**Task**
Copy each line of the data below with the word "sales".

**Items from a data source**
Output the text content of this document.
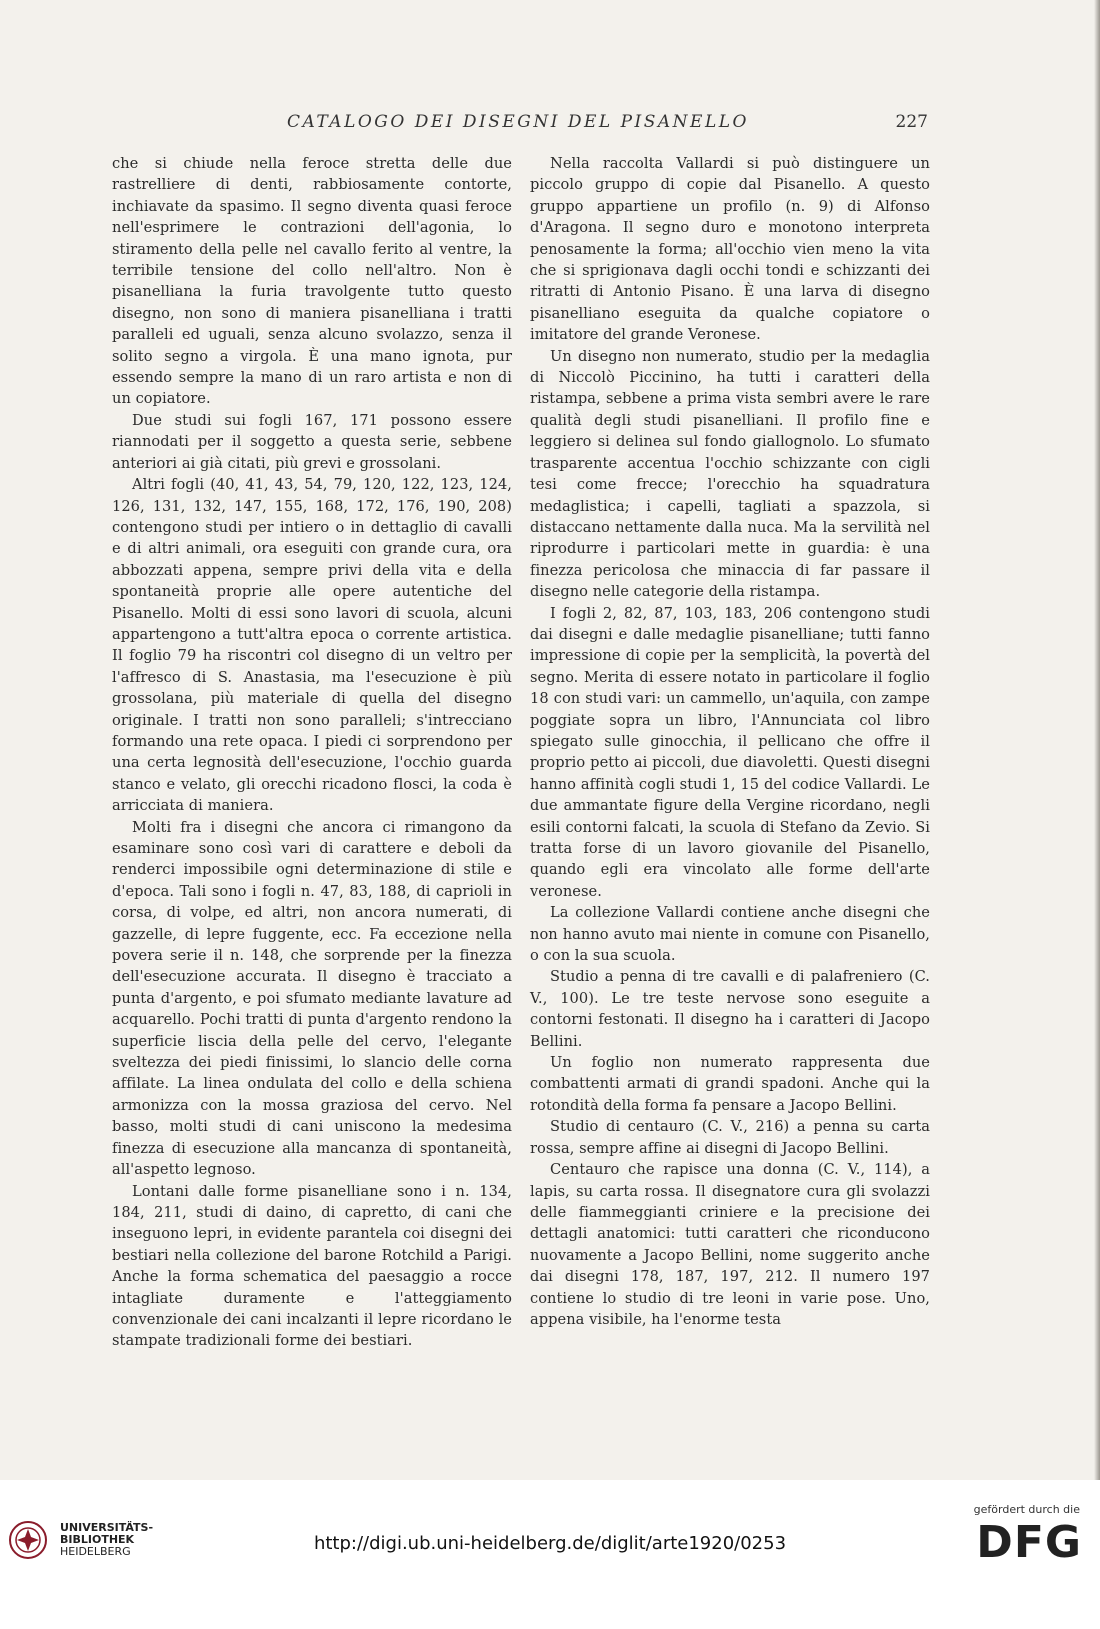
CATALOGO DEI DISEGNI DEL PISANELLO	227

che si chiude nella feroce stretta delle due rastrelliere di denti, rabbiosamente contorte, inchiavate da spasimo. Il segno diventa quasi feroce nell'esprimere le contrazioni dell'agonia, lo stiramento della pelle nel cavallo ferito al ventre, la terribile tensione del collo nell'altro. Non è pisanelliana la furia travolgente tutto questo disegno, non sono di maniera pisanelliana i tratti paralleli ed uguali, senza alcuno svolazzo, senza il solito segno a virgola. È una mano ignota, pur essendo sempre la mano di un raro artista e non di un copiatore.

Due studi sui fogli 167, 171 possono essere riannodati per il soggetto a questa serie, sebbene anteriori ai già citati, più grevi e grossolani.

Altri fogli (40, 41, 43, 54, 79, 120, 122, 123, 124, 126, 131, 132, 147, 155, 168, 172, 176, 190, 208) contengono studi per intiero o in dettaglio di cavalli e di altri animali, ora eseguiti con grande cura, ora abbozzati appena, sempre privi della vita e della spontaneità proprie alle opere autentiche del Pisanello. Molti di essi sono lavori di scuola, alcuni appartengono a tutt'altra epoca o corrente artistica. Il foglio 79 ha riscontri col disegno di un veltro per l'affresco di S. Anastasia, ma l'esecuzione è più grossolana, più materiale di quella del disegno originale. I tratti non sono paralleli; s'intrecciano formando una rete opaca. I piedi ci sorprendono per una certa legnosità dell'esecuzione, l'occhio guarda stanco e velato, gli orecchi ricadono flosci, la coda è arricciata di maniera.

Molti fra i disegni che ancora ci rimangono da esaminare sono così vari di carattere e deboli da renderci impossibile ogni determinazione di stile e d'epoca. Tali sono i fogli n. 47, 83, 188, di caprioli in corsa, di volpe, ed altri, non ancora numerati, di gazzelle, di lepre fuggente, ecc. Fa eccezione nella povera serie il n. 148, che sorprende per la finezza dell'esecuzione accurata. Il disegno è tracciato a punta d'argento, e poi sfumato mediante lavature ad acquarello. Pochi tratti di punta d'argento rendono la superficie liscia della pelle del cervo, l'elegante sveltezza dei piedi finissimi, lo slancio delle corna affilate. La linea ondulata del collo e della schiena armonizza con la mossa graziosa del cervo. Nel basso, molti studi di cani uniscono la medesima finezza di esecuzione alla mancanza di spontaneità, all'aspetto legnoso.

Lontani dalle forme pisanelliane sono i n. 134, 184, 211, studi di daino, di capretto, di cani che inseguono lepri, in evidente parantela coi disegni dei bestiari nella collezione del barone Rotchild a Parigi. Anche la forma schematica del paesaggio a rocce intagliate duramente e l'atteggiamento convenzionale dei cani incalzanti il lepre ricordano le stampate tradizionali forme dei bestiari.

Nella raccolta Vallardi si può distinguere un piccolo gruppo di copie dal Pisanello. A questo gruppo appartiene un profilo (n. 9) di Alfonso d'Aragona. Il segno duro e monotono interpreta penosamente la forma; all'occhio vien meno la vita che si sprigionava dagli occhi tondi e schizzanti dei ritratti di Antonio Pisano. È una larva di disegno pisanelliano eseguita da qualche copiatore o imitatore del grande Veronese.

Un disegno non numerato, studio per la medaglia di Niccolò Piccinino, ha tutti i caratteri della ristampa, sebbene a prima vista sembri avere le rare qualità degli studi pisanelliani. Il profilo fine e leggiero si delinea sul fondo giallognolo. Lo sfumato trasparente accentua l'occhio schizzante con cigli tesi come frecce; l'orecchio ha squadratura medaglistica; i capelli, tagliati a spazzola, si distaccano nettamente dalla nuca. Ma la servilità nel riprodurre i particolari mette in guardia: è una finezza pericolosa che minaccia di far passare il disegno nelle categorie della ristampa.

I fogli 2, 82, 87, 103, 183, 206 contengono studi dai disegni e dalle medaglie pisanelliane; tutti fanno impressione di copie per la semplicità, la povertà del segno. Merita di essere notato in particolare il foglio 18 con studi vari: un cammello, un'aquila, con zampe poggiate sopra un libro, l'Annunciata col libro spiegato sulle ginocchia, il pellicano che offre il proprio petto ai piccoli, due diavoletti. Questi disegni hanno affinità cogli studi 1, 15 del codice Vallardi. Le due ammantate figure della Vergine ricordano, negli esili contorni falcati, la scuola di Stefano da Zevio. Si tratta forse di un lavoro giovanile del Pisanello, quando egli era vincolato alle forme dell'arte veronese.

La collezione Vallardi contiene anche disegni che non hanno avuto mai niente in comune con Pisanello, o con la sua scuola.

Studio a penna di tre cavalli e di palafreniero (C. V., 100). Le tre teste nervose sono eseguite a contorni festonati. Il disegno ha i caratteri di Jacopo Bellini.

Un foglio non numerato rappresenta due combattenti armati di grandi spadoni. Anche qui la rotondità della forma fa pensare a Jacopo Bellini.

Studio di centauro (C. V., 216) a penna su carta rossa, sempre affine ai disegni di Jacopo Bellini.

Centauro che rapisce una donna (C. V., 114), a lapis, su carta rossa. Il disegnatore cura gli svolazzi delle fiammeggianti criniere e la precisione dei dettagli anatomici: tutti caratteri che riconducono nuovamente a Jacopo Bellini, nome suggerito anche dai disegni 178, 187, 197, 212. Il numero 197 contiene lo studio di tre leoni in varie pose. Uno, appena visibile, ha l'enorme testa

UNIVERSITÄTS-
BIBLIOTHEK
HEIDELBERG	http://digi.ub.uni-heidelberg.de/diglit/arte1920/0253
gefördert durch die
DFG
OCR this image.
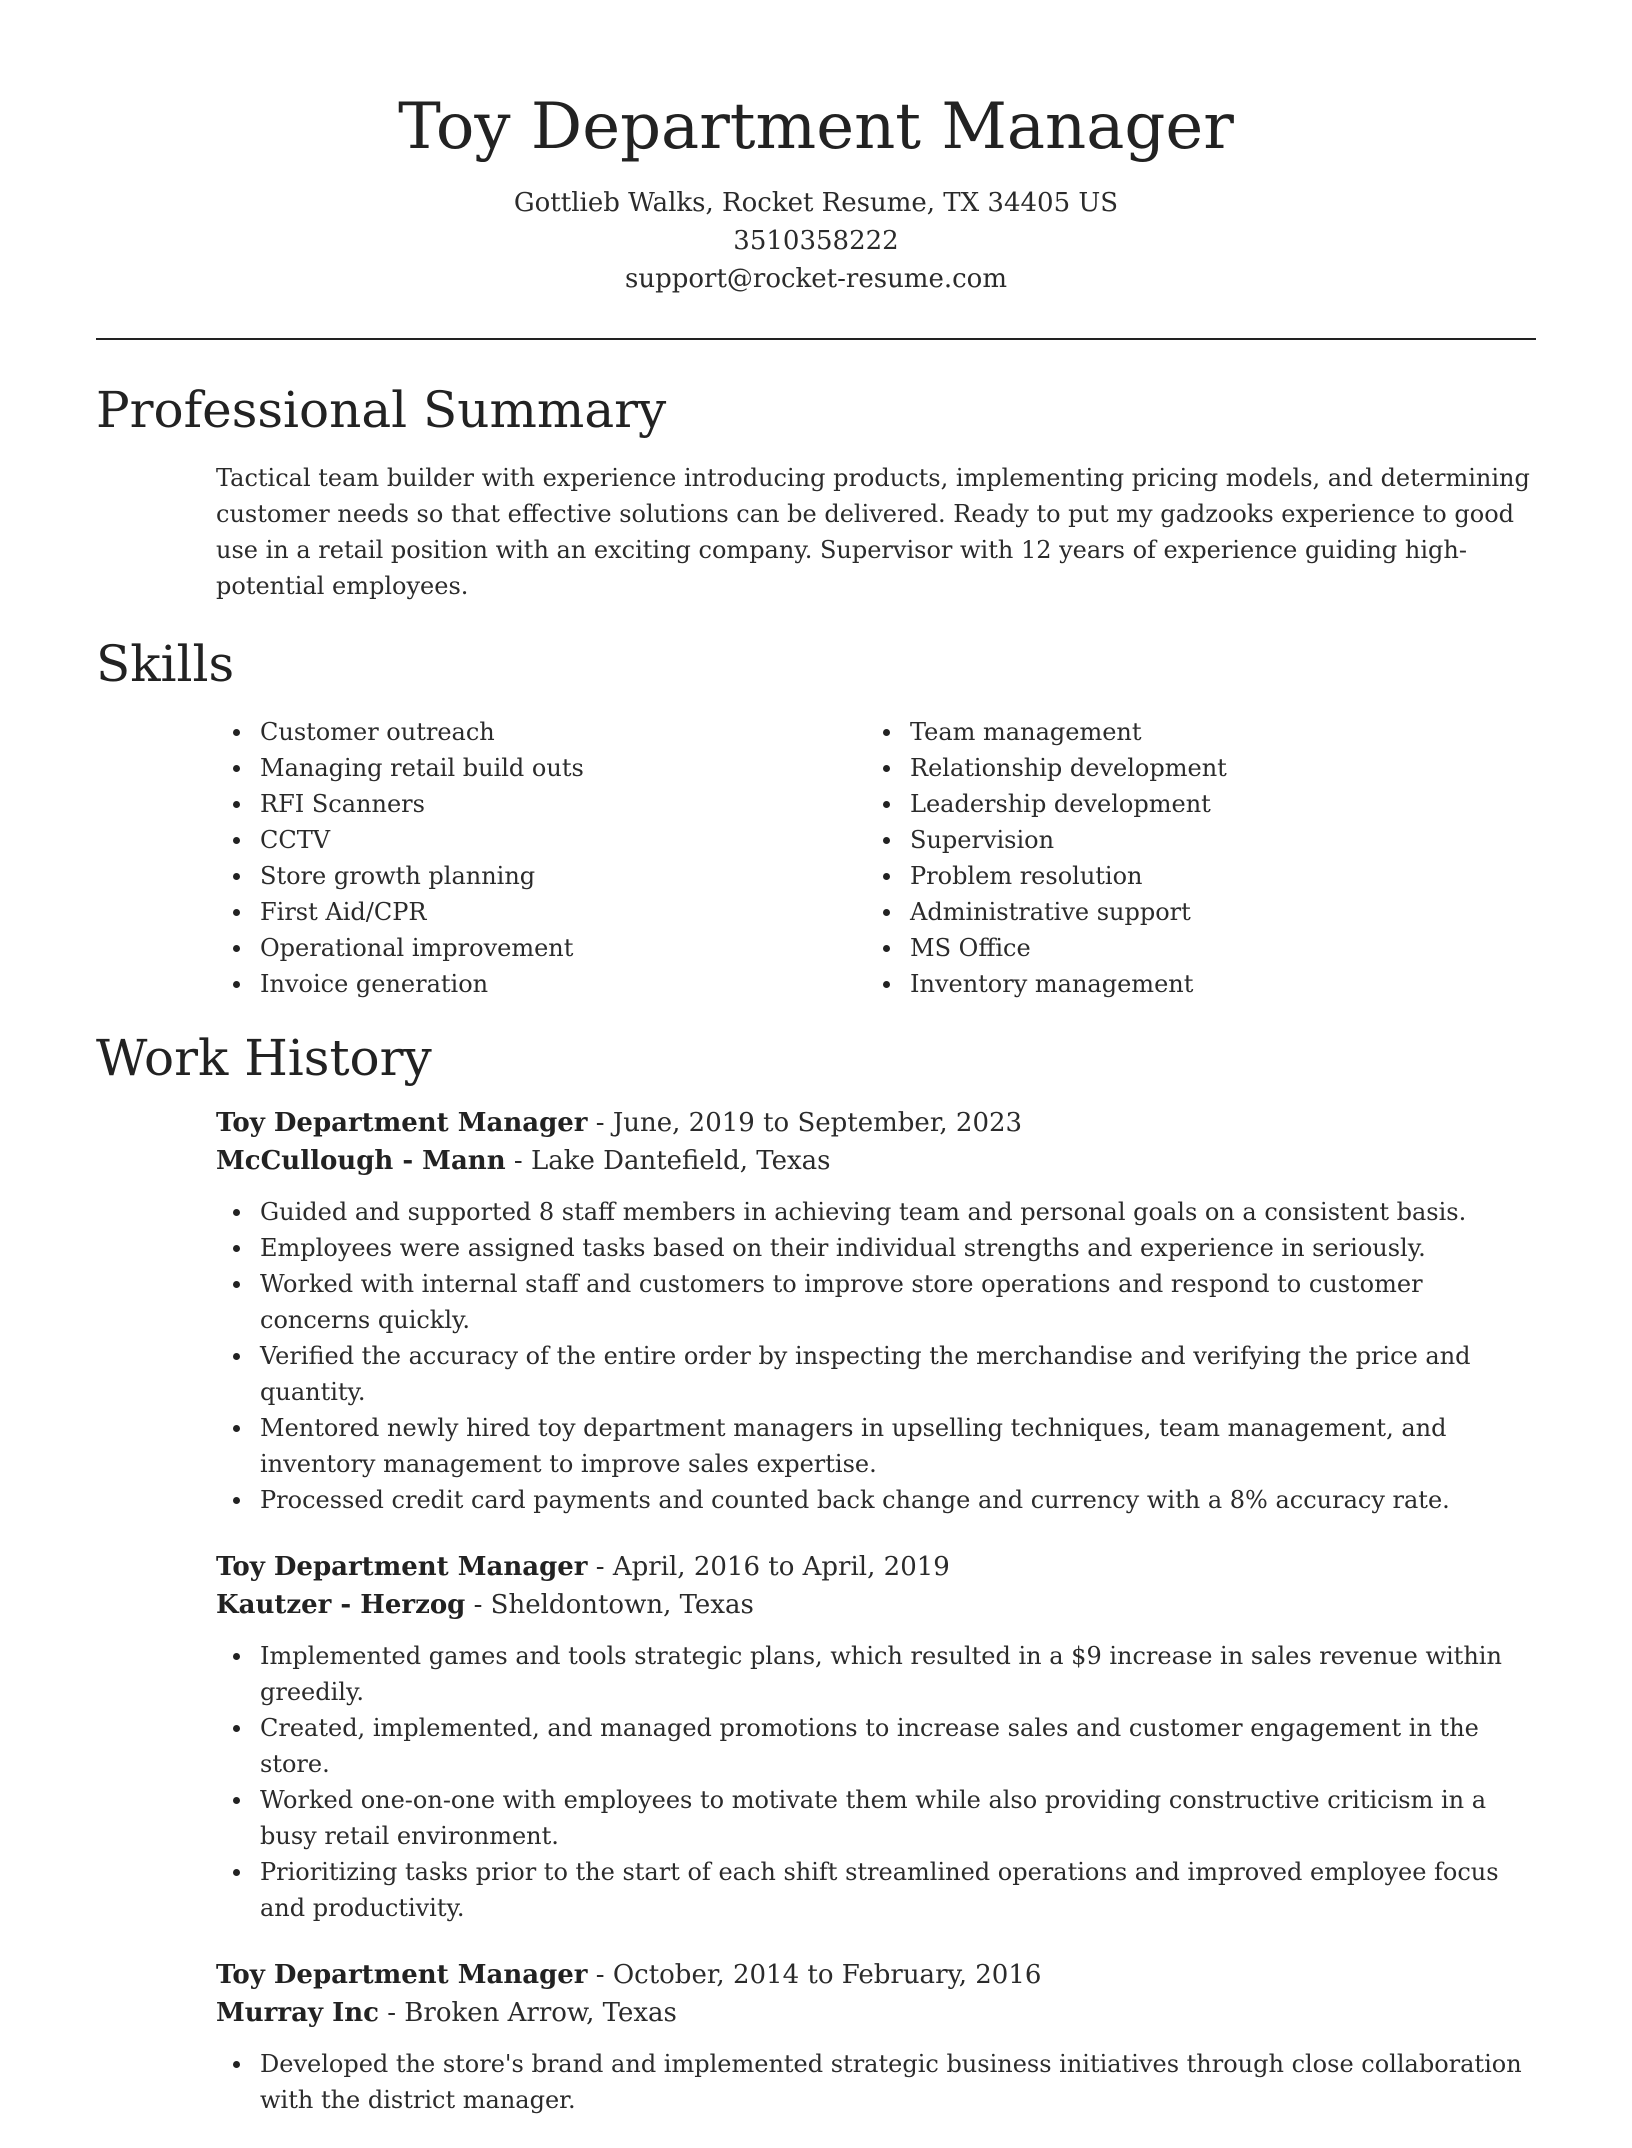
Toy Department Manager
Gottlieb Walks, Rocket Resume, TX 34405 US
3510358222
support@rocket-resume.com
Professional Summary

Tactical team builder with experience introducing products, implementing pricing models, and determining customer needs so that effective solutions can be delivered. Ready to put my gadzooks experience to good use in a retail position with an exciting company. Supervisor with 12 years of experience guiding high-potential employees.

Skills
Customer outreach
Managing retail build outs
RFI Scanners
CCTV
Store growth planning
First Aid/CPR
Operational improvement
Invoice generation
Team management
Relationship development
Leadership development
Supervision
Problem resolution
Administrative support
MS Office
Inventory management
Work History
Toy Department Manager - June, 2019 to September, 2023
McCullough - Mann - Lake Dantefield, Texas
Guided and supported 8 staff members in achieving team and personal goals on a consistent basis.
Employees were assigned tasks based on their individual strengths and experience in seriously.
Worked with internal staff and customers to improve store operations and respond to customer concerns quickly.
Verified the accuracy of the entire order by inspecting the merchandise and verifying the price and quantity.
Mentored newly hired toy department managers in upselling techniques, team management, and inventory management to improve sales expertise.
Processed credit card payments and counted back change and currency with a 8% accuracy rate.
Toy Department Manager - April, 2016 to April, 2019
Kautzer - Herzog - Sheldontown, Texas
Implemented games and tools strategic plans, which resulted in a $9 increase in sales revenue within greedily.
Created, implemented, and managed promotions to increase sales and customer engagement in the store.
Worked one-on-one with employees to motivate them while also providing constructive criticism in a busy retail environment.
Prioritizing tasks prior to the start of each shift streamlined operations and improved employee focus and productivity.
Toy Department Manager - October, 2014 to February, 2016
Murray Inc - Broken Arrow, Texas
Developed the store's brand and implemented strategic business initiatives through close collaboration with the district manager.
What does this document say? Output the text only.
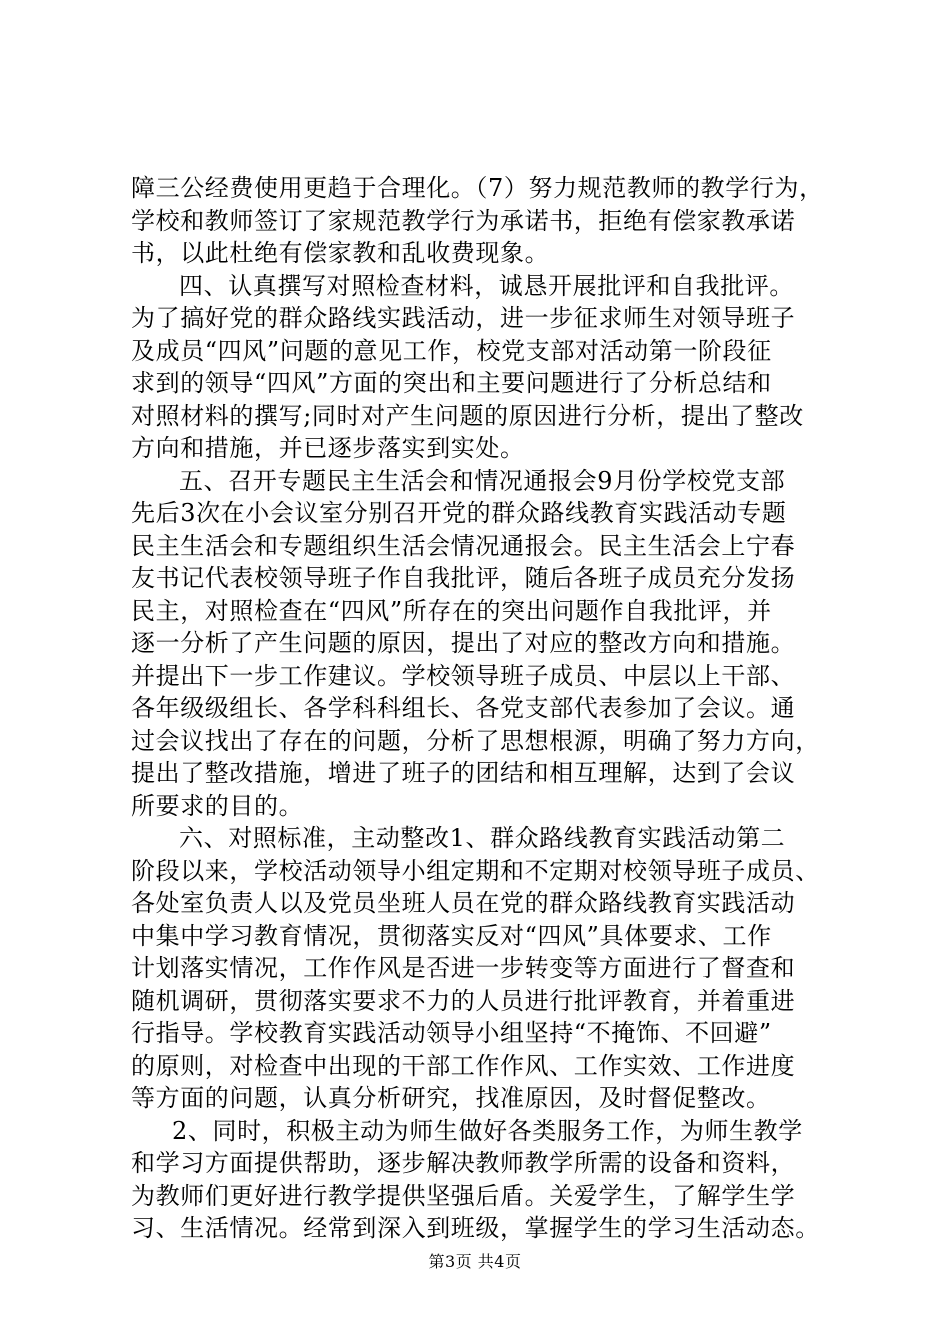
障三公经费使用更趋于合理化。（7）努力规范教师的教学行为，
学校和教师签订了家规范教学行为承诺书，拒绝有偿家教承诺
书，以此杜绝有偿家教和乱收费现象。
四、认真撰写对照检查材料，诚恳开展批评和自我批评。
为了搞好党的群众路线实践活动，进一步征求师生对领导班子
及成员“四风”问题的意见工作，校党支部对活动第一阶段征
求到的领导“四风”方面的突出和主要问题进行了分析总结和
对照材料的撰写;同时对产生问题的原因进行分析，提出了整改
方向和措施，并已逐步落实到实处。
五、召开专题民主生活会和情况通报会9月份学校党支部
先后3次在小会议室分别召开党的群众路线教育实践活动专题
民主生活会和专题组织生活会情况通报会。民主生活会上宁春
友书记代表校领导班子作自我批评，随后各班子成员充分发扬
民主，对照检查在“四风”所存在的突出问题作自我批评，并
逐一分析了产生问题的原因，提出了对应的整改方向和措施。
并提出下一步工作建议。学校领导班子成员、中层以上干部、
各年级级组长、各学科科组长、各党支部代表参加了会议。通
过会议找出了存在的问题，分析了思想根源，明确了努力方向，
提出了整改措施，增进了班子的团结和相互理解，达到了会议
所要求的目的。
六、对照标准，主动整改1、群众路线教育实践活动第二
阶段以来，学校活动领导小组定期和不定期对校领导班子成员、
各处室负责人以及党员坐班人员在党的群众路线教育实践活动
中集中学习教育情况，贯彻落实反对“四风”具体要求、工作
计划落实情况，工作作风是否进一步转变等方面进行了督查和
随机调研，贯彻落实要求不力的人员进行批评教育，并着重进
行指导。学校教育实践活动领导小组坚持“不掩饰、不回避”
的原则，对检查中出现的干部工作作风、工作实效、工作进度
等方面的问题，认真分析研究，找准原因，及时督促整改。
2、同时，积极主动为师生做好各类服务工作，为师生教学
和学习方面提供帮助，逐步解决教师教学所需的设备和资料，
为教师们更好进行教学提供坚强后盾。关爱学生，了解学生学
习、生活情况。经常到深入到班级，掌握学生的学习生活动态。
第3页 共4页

**Solved problem**
Mentored newly hired toy department managers in upselling techniques, team management, and inventory management to improve sales expertise.
Implemented games and tools strategic plans, which resulted in a $9 increase in sales revenue within greedily.
Created, implemented, and managed promotions to increase sales and customer engagement in the store.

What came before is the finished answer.